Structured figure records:
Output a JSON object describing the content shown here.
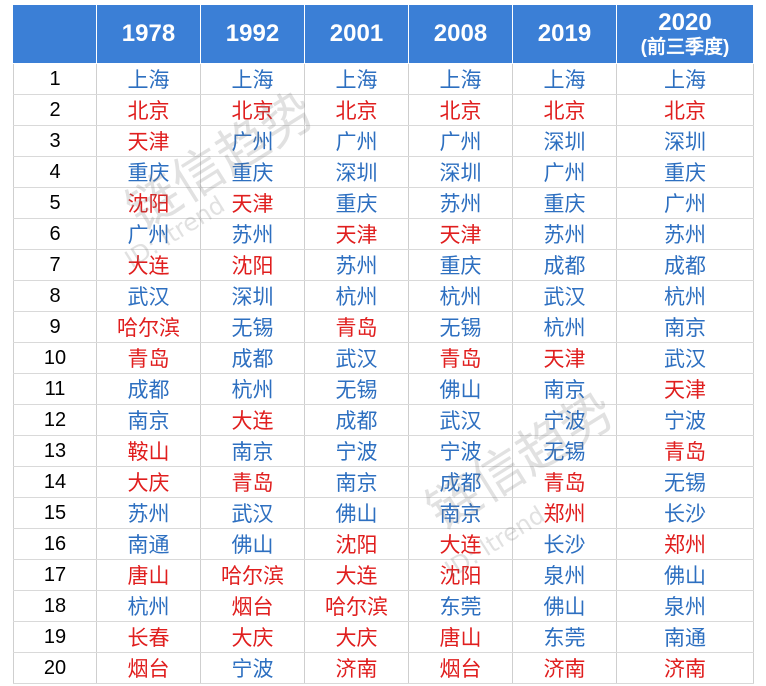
{
  "header": {
    "years": [
      "1978",
      "1992",
      "2001",
      "2008",
      "2019",
      "2020"
    ],
    "last_sub": "(前三季度)"
  },
  "colors": {
    "header_bg": "#3b7fd6",
    "blue_text": "#2d6fc0",
    "red_text": "#e01e1e"
  },
  "rows": [
    {
      "rank": "1",
      "cells": [
        [
          "上海",
          "blue"
        ],
        [
          "上海",
          "blue"
        ],
        [
          "上海",
          "blue"
        ],
        [
          "上海",
          "blue"
        ],
        [
          "上海",
          "blue"
        ],
        [
          "上海",
          "blue"
        ]
      ]
    },
    {
      "rank": "2",
      "cells": [
        [
          "北京",
          "red"
        ],
        [
          "北京",
          "red"
        ],
        [
          "北京",
          "red"
        ],
        [
          "北京",
          "red"
        ],
        [
          "北京",
          "red"
        ],
        [
          "北京",
          "red"
        ]
      ]
    },
    {
      "rank": "3",
      "cells": [
        [
          "天津",
          "red"
        ],
        [
          "广州",
          "blue"
        ],
        [
          "广州",
          "blue"
        ],
        [
          "广州",
          "blue"
        ],
        [
          "深圳",
          "blue"
        ],
        [
          "深圳",
          "blue"
        ]
      ]
    },
    {
      "rank": "4",
      "cells": [
        [
          "重庆",
          "blue"
        ],
        [
          "重庆",
          "blue"
        ],
        [
          "深圳",
          "blue"
        ],
        [
          "深圳",
          "blue"
        ],
        [
          "广州",
          "blue"
        ],
        [
          "重庆",
          "blue"
        ]
      ]
    },
    {
      "rank": "5",
      "cells": [
        [
          "沈阳",
          "red"
        ],
        [
          "天津",
          "red"
        ],
        [
          "重庆",
          "blue"
        ],
        [
          "苏州",
          "blue"
        ],
        [
          "重庆",
          "blue"
        ],
        [
          "广州",
          "blue"
        ]
      ]
    },
    {
      "rank": "6",
      "cells": [
        [
          "广州",
          "blue"
        ],
        [
          "苏州",
          "blue"
        ],
        [
          "天津",
          "red"
        ],
        [
          "天津",
          "red"
        ],
        [
          "苏州",
          "blue"
        ],
        [
          "苏州",
          "blue"
        ]
      ]
    },
    {
      "rank": "7",
      "cells": [
        [
          "大连",
          "red"
        ],
        [
          "沈阳",
          "red"
        ],
        [
          "苏州",
          "blue"
        ],
        [
          "重庆",
          "blue"
        ],
        [
          "成都",
          "blue"
        ],
        [
          "成都",
          "blue"
        ]
      ]
    },
    {
      "rank": "8",
      "cells": [
        [
          "武汉",
          "blue"
        ],
        [
          "深圳",
          "blue"
        ],
        [
          "杭州",
          "blue"
        ],
        [
          "杭州",
          "blue"
        ],
        [
          "武汉",
          "blue"
        ],
        [
          "杭州",
          "blue"
        ]
      ]
    },
    {
      "rank": "9",
      "cells": [
        [
          "哈尔滨",
          "red"
        ],
        [
          "无锡",
          "blue"
        ],
        [
          "青岛",
          "red"
        ],
        [
          "无锡",
          "blue"
        ],
        [
          "杭州",
          "blue"
        ],
        [
          "南京",
          "blue"
        ]
      ]
    },
    {
      "rank": "10",
      "cells": [
        [
          "青岛",
          "red"
        ],
        [
          "成都",
          "blue"
        ],
        [
          "武汉",
          "blue"
        ],
        [
          "青岛",
          "red"
        ],
        [
          "天津",
          "red"
        ],
        [
          "武汉",
          "blue"
        ]
      ]
    },
    {
      "rank": "11",
      "cells": [
        [
          "成都",
          "blue"
        ],
        [
          "杭州",
          "blue"
        ],
        [
          "无锡",
          "blue"
        ],
        [
          "佛山",
          "blue"
        ],
        [
          "南京",
          "blue"
        ],
        [
          "天津",
          "red"
        ]
      ]
    },
    {
      "rank": "12",
      "cells": [
        [
          "南京",
          "blue"
        ],
        [
          "大连",
          "red"
        ],
        [
          "成都",
          "blue"
        ],
        [
          "武汉",
          "blue"
        ],
        [
          "宁波",
          "blue"
        ],
        [
          "宁波",
          "blue"
        ]
      ]
    },
    {
      "rank": "13",
      "cells": [
        [
          "鞍山",
          "red"
        ],
        [
          "南京",
          "blue"
        ],
        [
          "宁波",
          "blue"
        ],
        [
          "宁波",
          "blue"
        ],
        [
          "无锡",
          "blue"
        ],
        [
          "青岛",
          "red"
        ]
      ]
    },
    {
      "rank": "14",
      "cells": [
        [
          "大庆",
          "red"
        ],
        [
          "青岛",
          "red"
        ],
        [
          "南京",
          "blue"
        ],
        [
          "成都",
          "blue"
        ],
        [
          "青岛",
          "red"
        ],
        [
          "无锡",
          "blue"
        ]
      ]
    },
    {
      "rank": "15",
      "cells": [
        [
          "苏州",
          "blue"
        ],
        [
          "武汉",
          "blue"
        ],
        [
          "佛山",
          "blue"
        ],
        [
          "南京",
          "blue"
        ],
        [
          "郑州",
          "red"
        ],
        [
          "长沙",
          "blue"
        ]
      ]
    },
    {
      "rank": "16",
      "cells": [
        [
          "南通",
          "blue"
        ],
        [
          "佛山",
          "blue"
        ],
        [
          "沈阳",
          "red"
        ],
        [
          "大连",
          "red"
        ],
        [
          "长沙",
          "blue"
        ],
        [
          "郑州",
          "red"
        ]
      ]
    },
    {
      "rank": "17",
      "cells": [
        [
          "唐山",
          "red"
        ],
        [
          "哈尔滨",
          "red"
        ],
        [
          "大连",
          "red"
        ],
        [
          "沈阳",
          "red"
        ],
        [
          "泉州",
          "blue"
        ],
        [
          "佛山",
          "blue"
        ]
      ]
    },
    {
      "rank": "18",
      "cells": [
        [
          "杭州",
          "blue"
        ],
        [
          "烟台",
          "red"
        ],
        [
          "哈尔滨",
          "red"
        ],
        [
          "东莞",
          "blue"
        ],
        [
          "佛山",
          "blue"
        ],
        [
          "泉州",
          "blue"
        ]
      ]
    },
    {
      "rank": "19",
      "cells": [
        [
          "长春",
          "red"
        ],
        [
          "大庆",
          "red"
        ],
        [
          "大庆",
          "red"
        ],
        [
          "唐山",
          "red"
        ],
        [
          "东莞",
          "blue"
        ],
        [
          "南通",
          "blue"
        ]
      ]
    },
    {
      "rank": "20",
      "cells": [
        [
          "烟台",
          "red"
        ],
        [
          "宁波",
          "blue"
        ],
        [
          "济南",
          "red"
        ],
        [
          "烟台",
          "red"
        ],
        [
          "济南",
          "red"
        ],
        [
          "济南",
          "red"
        ]
      ]
    }
  ],
  "watermark": {
    "main": "链信趋势",
    "sub": "ID: ltrend"
  }
}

• **WRITTEN INSTRUCTION**
Go through the data above and transcribe it in full, omitting any image.

• **EXPECTED ANSWER**
Output a JSON object describing the content shown here.
{
  "header": {
    "years": [
      "1978",
      "1992",
      "2001",
      "2008",
      "2019",
      "2020"
    ],
    "last_sub": "(前三季度)"
  },
  "colors": {
    "header_bg": "#3b7fd6",
    "blue_text": "#2d6fc0",
    "red_text": "#e01e1e"
  },
  "rows": [
    {
      "rank": "1",
      "cells": [
        [
          "上海",
          "blue"
        ],
        [
          "上海",
          "blue"
        ],
        [
          "上海",
          "blue"
        ],
        [
          "上海",
          "blue"
        ],
        [
          "上海",
          "blue"
        ],
        [
          "上海",
          "blue"
        ]
      ]
    },
    {
      "rank": "2",
      "cells": [
        [
          "北京",
          "red"
        ],
        [
          "北京",
          "red"
        ],
        [
          "北京",
          "red"
        ],
        [
          "北京",
          "red"
        ],
        [
          "北京",
          "red"
        ],
        [
          "北京",
          "red"
        ]
      ]
    },
    {
      "rank": "3",
      "cells": [
        [
          "天津",
          "red"
        ],
        [
          "广州",
          "blue"
        ],
        [
          "广州",
          "blue"
        ],
        [
          "广州",
          "blue"
        ],
        [
          "深圳",
          "blue"
        ],
        [
          "深圳",
          "blue"
        ]
      ]
    },
    {
      "rank": "4",
      "cells": [
        [
          "重庆",
          "blue"
        ],
        [
          "重庆",
          "blue"
        ],
        [
          "深圳",
          "blue"
        ],
        [
          "深圳",
          "blue"
        ],
        [
          "广州",
          "blue"
        ],
        [
          "重庆",
          "blue"
        ]
      ]
    },
    {
      "rank": "5",
      "cells": [
        [
          "沈阳",
          "red"
        ],
        [
          "天津",
          "red"
        ],
        [
          "重庆",
          "blue"
        ],
        [
          "苏州",
          "blue"
        ],
        [
          "重庆",
          "blue"
        ],
        [
          "广州",
          "blue"
        ]
      ]
    },
    {
      "rank": "6",
      "cells": [
        [
          "广州",
          "blue"
        ],
        [
          "苏州",
          "blue"
        ],
        [
          "天津",
          "red"
        ],
        [
          "天津",
          "red"
        ],
        [
          "苏州",
          "blue"
        ],
        [
          "苏州",
          "blue"
        ]
      ]
    },
    {
      "rank": "7",
      "cells": [
        [
          "大连",
          "red"
        ],
        [
          "沈阳",
          "red"
        ],
        [
          "苏州",
          "blue"
        ],
        [
          "重庆",
          "blue"
        ],
        [
          "成都",
          "blue"
        ],
        [
          "成都",
          "blue"
        ]
      ]
    },
    {
      "rank": "8",
      "cells": [
        [
          "武汉",
          "blue"
        ],
        [
          "深圳",
          "blue"
        ],
        [
          "杭州",
          "blue"
        ],
        [
          "杭州",
          "blue"
        ],
        [
          "武汉",
          "blue"
        ],
        [
          "杭州",
          "blue"
        ]
      ]
    },
    {
      "rank": "9",
      "cells": [
        [
          "哈尔滨",
          "red"
        ],
        [
          "无锡",
          "blue"
        ],
        [
          "青岛",
          "red"
        ],
        [
          "无锡",
          "blue"
        ],
        [
          "杭州",
          "blue"
        ],
        [
          "南京",
          "blue"
        ]
      ]
    },
    {
      "rank": "10",
      "cells": [
        [
          "青岛",
          "red"
        ],
        [
          "成都",
          "blue"
        ],
        [
          "武汉",
          "blue"
        ],
        [
          "青岛",
          "red"
        ],
        [
          "天津",
          "red"
        ],
        [
          "武汉",
          "blue"
        ]
      ]
    },
    {
      "rank": "11",
      "cells": [
        [
          "成都",
          "blue"
        ],
        [
          "杭州",
          "blue"
        ],
        [
          "无锡",
          "blue"
        ],
        [
          "佛山",
          "blue"
        ],
        [
          "南京",
          "blue"
        ],
        [
          "天津",
          "red"
        ]
      ]
    },
    {
      "rank": "12",
      "cells": [
        [
          "南京",
          "blue"
        ],
        [
          "大连",
          "red"
        ],
        [
          "成都",
          "blue"
        ],
        [
          "武汉",
          "blue"
        ],
        [
          "宁波",
          "blue"
        ],
        [
          "宁波",
          "blue"
        ]
      ]
    },
    {
      "rank": "13",
      "cells": [
        [
          "鞍山",
          "red"
        ],
        [
          "南京",
          "blue"
        ],
        [
          "宁波",
          "blue"
        ],
        [
          "宁波",
          "blue"
        ],
        [
          "无锡",
          "blue"
        ],
        [
          "青岛",
          "red"
        ]
      ]
    },
    {
      "rank": "14",
      "cells": [
        [
          "大庆",
          "red"
        ],
        [
          "青岛",
          "red"
        ],
        [
          "南京",
          "blue"
        ],
        [
          "成都",
          "blue"
        ],
        [
          "青岛",
          "red"
        ],
        [
          "无锡",
          "blue"
        ]
      ]
    },
    {
      "rank": "15",
      "cells": [
        [
          "苏州",
          "blue"
        ],
        [
          "武汉",
          "blue"
        ],
        [
          "佛山",
          "blue"
        ],
        [
          "南京",
          "blue"
        ],
        [
          "郑州",
          "red"
        ],
        [
          "长沙",
          "blue"
        ]
      ]
    },
    {
      "rank": "16",
      "cells": [
        [
          "南通",
          "blue"
        ],
        [
          "佛山",
          "blue"
        ],
        [
          "沈阳",
          "red"
        ],
        [
          "大连",
          "red"
        ],
        [
          "长沙",
          "blue"
        ],
        [
          "郑州",
          "red"
        ]
      ]
    },
    {
      "rank": "17",
      "cells": [
        [
          "唐山",
          "red"
        ],
        [
          "哈尔滨",
          "red"
        ],
        [
          "大连",
          "red"
        ],
        [
          "沈阳",
          "red"
        ],
        [
          "泉州",
          "blue"
        ],
        [
          "佛山",
          "blue"
        ]
      ]
    },
    {
      "rank": "18",
      "cells": [
        [
          "杭州",
          "blue"
        ],
        [
          "烟台",
          "red"
        ],
        [
          "哈尔滨",
          "red"
        ],
        [
          "东莞",
          "blue"
        ],
        [
          "佛山",
          "blue"
        ],
        [
          "泉州",
          "blue"
        ]
      ]
    },
    {
      "rank": "19",
      "cells": [
        [
          "长春",
          "red"
        ],
        [
          "大庆",
          "red"
        ],
        [
          "大庆",
          "red"
        ],
        [
          "唐山",
          "red"
        ],
        [
          "东莞",
          "blue"
        ],
        [
          "南通",
          "blue"
        ]
      ]
    },
    {
      "rank": "20",
      "cells": [
        [
          "烟台",
          "red"
        ],
        [
          "宁波",
          "blue"
        ],
        [
          "济南",
          "red"
        ],
        [
          "烟台",
          "red"
        ],
        [
          "济南",
          "red"
        ],
        [
          "济南",
          "red"
        ]
      ]
    }
  ],
  "watermark": {
    "main": "链信趋势",
    "sub": "ID: ltrend"
  }
}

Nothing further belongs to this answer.